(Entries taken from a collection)

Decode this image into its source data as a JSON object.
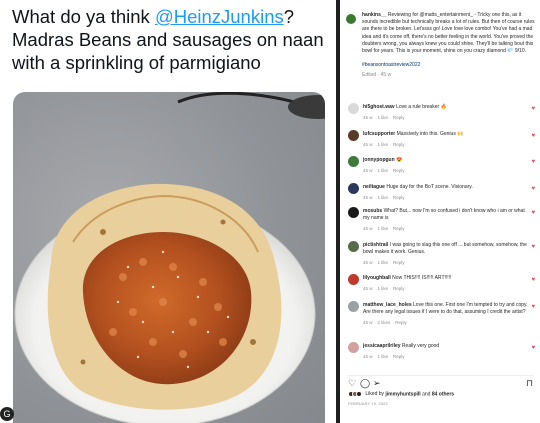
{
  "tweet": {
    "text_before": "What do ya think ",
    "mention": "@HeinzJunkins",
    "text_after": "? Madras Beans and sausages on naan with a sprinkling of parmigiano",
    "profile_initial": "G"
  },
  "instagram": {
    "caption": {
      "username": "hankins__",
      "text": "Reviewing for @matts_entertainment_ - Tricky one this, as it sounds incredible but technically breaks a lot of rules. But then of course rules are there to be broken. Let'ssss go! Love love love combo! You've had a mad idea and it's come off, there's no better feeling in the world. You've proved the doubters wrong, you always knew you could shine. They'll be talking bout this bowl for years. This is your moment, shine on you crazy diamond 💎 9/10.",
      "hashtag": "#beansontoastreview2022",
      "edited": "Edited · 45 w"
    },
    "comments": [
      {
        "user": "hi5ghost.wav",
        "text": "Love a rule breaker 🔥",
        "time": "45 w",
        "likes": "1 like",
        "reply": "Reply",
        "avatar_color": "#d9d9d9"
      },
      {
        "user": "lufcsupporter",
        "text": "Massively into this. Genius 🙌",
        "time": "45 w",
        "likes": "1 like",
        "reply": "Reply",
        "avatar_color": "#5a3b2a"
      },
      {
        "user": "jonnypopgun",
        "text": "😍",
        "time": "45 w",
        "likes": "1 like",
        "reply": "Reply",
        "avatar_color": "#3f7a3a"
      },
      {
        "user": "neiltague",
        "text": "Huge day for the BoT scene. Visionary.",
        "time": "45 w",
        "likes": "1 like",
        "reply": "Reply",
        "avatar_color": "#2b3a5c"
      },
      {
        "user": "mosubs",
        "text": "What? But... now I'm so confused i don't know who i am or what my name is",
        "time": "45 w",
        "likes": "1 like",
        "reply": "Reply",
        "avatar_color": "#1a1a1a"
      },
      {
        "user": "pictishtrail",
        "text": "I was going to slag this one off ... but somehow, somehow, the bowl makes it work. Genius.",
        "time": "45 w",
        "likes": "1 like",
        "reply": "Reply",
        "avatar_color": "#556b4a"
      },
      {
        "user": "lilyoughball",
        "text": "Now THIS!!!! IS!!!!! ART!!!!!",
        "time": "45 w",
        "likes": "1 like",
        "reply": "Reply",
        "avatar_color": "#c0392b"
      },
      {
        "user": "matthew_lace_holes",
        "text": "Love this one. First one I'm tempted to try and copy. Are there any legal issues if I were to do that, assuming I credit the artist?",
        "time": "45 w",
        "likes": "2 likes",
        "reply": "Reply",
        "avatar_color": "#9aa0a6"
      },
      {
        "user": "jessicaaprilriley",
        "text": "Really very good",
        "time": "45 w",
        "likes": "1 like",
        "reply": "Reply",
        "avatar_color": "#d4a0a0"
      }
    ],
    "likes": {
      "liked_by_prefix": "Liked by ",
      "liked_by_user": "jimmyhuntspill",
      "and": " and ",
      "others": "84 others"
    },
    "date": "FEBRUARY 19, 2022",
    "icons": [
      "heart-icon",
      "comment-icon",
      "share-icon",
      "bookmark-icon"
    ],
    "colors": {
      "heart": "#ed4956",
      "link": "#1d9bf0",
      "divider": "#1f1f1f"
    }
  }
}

__EXERCISE DESCRIPTION__
A faithful copy of the records above is needed, with the pictures left out.

__TASK SOLUTION__
Decode this image into its source data as a JSON object.
{
  "tweet": {
    "text_before": "What do ya think ",
    "mention": "@HeinzJunkins",
    "text_after": "? Madras Beans and sausages on naan with a sprinkling of parmigiano",
    "profile_initial": "G"
  },
  "instagram": {
    "caption": {
      "username": "hankins__",
      "text": "Reviewing for @matts_entertainment_ - Tricky one this, as it sounds incredible but technically breaks a lot of rules. But then of course rules are there to be broken. Let'ssss go! Love love love combo! You've had a mad idea and it's come off, there's no better feeling in the world. You've proved the doubters wrong, you always knew you could shine. They'll be talking bout this bowl for years. This is your moment, shine on you crazy diamond 💎 9/10.",
      "hashtag": "#beansontoastreview2022",
      "edited": "Edited · 45 w"
    },
    "comments": [
      {
        "user": "hi5ghost.wav",
        "text": "Love a rule breaker 🔥",
        "time": "45 w",
        "likes": "1 like",
        "reply": "Reply",
        "avatar_color": "#d9d9d9"
      },
      {
        "user": "lufcsupporter",
        "text": "Massively into this. Genius 🙌",
        "time": "45 w",
        "likes": "1 like",
        "reply": "Reply",
        "avatar_color": "#5a3b2a"
      },
      {
        "user": "jonnypopgun",
        "text": "😍",
        "time": "45 w",
        "likes": "1 like",
        "reply": "Reply",
        "avatar_color": "#3f7a3a"
      },
      {
        "user": "neiltague",
        "text": "Huge day for the BoT scene. Visionary.",
        "time": "45 w",
        "likes": "1 like",
        "reply": "Reply",
        "avatar_color": "#2b3a5c"
      },
      {
        "user": "mosubs",
        "text": "What? But... now I'm so confused i don't know who i am or what my name is",
        "time": "45 w",
        "likes": "1 like",
        "reply": "Reply",
        "avatar_color": "#1a1a1a"
      },
      {
        "user": "pictishtrail",
        "text": "I was going to slag this one off ... but somehow, somehow, the bowl makes it work. Genius.",
        "time": "45 w",
        "likes": "1 like",
        "reply": "Reply",
        "avatar_color": "#556b4a"
      },
      {
        "user": "lilyoughball",
        "text": "Now THIS!!!! IS!!!!! ART!!!!!",
        "time": "45 w",
        "likes": "1 like",
        "reply": "Reply",
        "avatar_color": "#c0392b"
      },
      {
        "user": "matthew_lace_holes",
        "text": "Love this one. First one I'm tempted to try and copy. Are there any legal issues if I were to do that, assuming I credit the artist?",
        "time": "45 w",
        "likes": "2 likes",
        "reply": "Reply",
        "avatar_color": "#9aa0a6"
      },
      {
        "user": "jessicaaprilriley",
        "text": "Really very good",
        "time": "45 w",
        "likes": "1 like",
        "reply": "Reply",
        "avatar_color": "#d4a0a0"
      }
    ],
    "likes": {
      "liked_by_prefix": "Liked by ",
      "liked_by_user": "jimmyhuntspill",
      "and": " and ",
      "others": "84 others"
    },
    "date": "FEBRUARY 19, 2022",
    "icons": [
      "heart-icon",
      "comment-icon",
      "share-icon",
      "bookmark-icon"
    ],
    "colors": {
      "heart": "#ed4956",
      "link": "#1d9bf0",
      "divider": "#1f1f1f"
    }
  }
}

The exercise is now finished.